AIM: Extract the full listing below without altering a single character.
-- Start of PROVIDED MATERIAL --
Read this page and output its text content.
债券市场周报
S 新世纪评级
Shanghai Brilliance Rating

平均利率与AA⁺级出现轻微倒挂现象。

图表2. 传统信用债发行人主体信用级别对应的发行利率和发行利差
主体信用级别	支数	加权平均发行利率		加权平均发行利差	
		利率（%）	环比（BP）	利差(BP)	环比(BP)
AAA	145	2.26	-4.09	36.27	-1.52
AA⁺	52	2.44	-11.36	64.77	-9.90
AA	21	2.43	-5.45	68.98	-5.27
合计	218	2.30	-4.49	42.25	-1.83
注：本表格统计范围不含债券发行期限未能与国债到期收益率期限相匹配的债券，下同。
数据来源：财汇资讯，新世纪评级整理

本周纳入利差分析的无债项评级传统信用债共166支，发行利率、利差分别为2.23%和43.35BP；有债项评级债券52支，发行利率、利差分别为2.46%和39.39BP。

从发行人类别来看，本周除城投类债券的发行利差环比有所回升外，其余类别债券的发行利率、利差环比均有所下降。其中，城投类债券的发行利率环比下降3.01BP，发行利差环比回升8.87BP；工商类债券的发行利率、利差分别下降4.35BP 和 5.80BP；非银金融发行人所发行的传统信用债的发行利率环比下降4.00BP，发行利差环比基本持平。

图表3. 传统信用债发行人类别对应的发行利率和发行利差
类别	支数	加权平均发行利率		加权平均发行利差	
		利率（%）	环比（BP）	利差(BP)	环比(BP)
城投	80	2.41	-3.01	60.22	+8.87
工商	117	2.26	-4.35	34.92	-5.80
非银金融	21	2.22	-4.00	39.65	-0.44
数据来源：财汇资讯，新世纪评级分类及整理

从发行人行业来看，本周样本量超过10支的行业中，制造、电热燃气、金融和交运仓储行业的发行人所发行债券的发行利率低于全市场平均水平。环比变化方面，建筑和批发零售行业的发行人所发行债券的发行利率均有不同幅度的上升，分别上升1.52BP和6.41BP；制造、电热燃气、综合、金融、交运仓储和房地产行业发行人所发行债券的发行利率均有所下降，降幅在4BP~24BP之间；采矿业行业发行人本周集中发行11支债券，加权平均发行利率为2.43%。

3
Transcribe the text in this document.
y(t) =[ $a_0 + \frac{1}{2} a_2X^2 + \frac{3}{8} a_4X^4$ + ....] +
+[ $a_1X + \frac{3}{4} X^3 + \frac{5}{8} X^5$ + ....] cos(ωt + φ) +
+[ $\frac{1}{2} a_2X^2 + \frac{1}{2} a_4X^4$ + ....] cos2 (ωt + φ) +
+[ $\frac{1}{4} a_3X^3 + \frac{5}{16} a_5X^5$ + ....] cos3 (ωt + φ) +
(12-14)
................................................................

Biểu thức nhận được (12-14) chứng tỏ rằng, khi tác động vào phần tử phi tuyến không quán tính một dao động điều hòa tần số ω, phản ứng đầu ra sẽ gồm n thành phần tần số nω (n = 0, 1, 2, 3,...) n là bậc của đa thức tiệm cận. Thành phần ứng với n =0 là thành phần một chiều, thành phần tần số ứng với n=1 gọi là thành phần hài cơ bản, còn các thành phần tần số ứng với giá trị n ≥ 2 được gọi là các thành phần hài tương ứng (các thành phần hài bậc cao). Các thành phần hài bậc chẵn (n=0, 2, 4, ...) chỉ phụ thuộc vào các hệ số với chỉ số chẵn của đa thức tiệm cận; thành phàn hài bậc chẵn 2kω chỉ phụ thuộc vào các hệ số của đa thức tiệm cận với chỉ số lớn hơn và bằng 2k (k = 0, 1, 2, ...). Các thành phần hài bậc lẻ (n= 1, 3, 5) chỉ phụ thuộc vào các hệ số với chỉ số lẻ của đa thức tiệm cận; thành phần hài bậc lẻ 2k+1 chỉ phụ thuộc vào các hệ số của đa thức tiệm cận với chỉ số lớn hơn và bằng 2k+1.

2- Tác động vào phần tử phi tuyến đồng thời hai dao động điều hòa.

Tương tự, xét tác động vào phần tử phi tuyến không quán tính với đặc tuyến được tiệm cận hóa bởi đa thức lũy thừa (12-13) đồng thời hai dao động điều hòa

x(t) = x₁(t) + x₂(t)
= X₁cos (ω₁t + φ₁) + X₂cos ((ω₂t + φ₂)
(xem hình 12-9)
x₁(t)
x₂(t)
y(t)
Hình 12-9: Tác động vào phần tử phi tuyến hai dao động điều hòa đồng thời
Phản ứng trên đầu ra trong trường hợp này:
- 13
-- End of PROVIDED MATERIAL --
SOLUTION TO THE EXERCISE:
Read this page and output its text content.
债券市场周报
S 新世纪评级
Shanghai Brilliance Rating

平均利率与AA⁺级出现轻微倒挂现象。

图表2. 传统信用债发行人主体信用级别对应的发行利率和发行利差
主体信用级别	支数	加权平均发行利率		加权平均发行利差	
		利率（%）	环比（BP）	利差(BP)	环比(BP)
AAA	145	2.26	-4.09	36.27	-1.52
AA⁺	52	2.44	-11.36	64.77	-9.90
AA	21	2.43	-5.45	68.98	-5.27
合计	218	2.30	-4.49	42.25	-1.83
注：本表格统计范围不含债券发行期限未能与国债到期收益率期限相匹配的债券，下同。
数据来源：财汇资讯，新世纪评级整理

本周纳入利差分析的无债项评级传统信用债共166支，发行利率、利差分别为2.23%和43.35BP；有债项评级债券52支，发行利率、利差分别为2.46%和39.39BP。

从发行人类别来看，本周除城投类债券的发行利差环比有所回升外，其余类别债券的发行利率、利差环比均有所下降。其中，城投类债券的发行利率环比下降3.01BP，发行利差环比回升8.87BP；工商类债券的发行利率、利差分别下降4.35BP 和 5.80BP；非银金融发行人所发行的传统信用债的发行利率环比下降4.00BP，发行利差环比基本持平。

图表3. 传统信用债发行人类别对应的发行利率和发行利差
类别	支数	加权平均发行利率		加权平均发行利差	
		利率（%）	环比（BP）	利差(BP)	环比(BP)
城投	80	2.41	-3.01	60.22	+8.87
工商	117	2.26	-4.35	34.92	-5.80
非银金融	21	2.22	-4.00	39.65	-0.44
数据来源：财汇资讯，新世纪评级分类及整理

从发行人行业来看，本周样本量超过10支的行业中，制造、电热燃气、金融和交运仓储行业的发行人所发行债券的发行利率低于全市场平均水平。环比变化方面，建筑和批发零售行业的发行人所发行债券的发行利率均有不同幅度的上升，分别上升1.52BP和6.41BP；制造、电热燃气、综合、金融、交运仓储和房地产行业发行人所发行债券的发行利率均有所下降，降幅在4BP~24BP之间；采矿业行业发行人本周集中发行11支债券，加权平均发行利率为2.43%。

3
Transcribe the text in this document.
y(t) =[ $a_0 + \frac{1}{2} a_2X^2 + \frac{3}{8} a_4X^4$ + ....] +
+[ $a_1X + \frac{3}{4} X^3 + \frac{5}{8} X^5$ + ....] cos(ωt + φ) +
+[ $\frac{1}{2} a_2X^2 + \frac{1}{2} a_4X^4$ + ....] cos2 (ωt + φ) +
+[ $\frac{1}{4} a_3X^3 + \frac{5}{16} a_5X^5$ + ....] cos3 (ωt + φ) +
(12-14)
................................................................

Biểu thức nhận được (12-14) chứng tỏ rằng, khi tác động vào phần tử phi tuyến không quán tính một dao động điều hòa tần số ω, phản ứng đầu ra sẽ gồm n thành phần tần số nω (n = 0, 1, 2, 3,...) n là bậc của đa thức tiệm cận. Thành phần ứng với n =0 là thành phần một chiều, thành phần tần số ứng với n=1 gọi là thành phần hài cơ bản, còn các thành phần tần số ứng với giá trị n ≥ 2 được gọi là các thành phần hài tương ứng (các thành phần hài bậc cao). Các thành phần hài bậc chẵn (n=0, 2, 4, ...) chỉ phụ thuộc vào các hệ số với chỉ số chẵn của đa thức tiệm cận; thành phàn hài bậc chẵn 2kω chỉ phụ thuộc vào các hệ số của đa thức tiệm cận với chỉ số lớn hơn và bằng 2k (k = 0, 1, 2, ...). Các thành phần hài bậc lẻ (n= 1, 3, 5) chỉ phụ thuộc vào các hệ số với chỉ số lẻ của đa thức tiệm cận; thành phần hài bậc lẻ 2k+1 chỉ phụ thuộc vào các hệ số của đa thức tiệm cận với chỉ số lớn hơn và bằng 2k+1.

2- Tác động vào phần tử phi tuyến đồng thời hai dao động điều hòa.

Tương tự, xét tác động vào phần tử phi tuyến không quán tính với đặc tuyến được tiệm cận hóa bởi đa thức lũy thừa (12-13) đồng thời hai dao động điều hòa

x(t) = x₁(t) + x₂(t)
= X₁cos (ω₁t + φ₁) + X₂cos ((ω₂t + φ₂)
(xem hình 12-9)
x₁(t)
x₂(t)
y(t)
Hình 12-9: Tác động vào phần tử phi tuyến hai dao động điều hòa đồng thời
Phản ứng trên đầu ra trong trường hợp này:
- 13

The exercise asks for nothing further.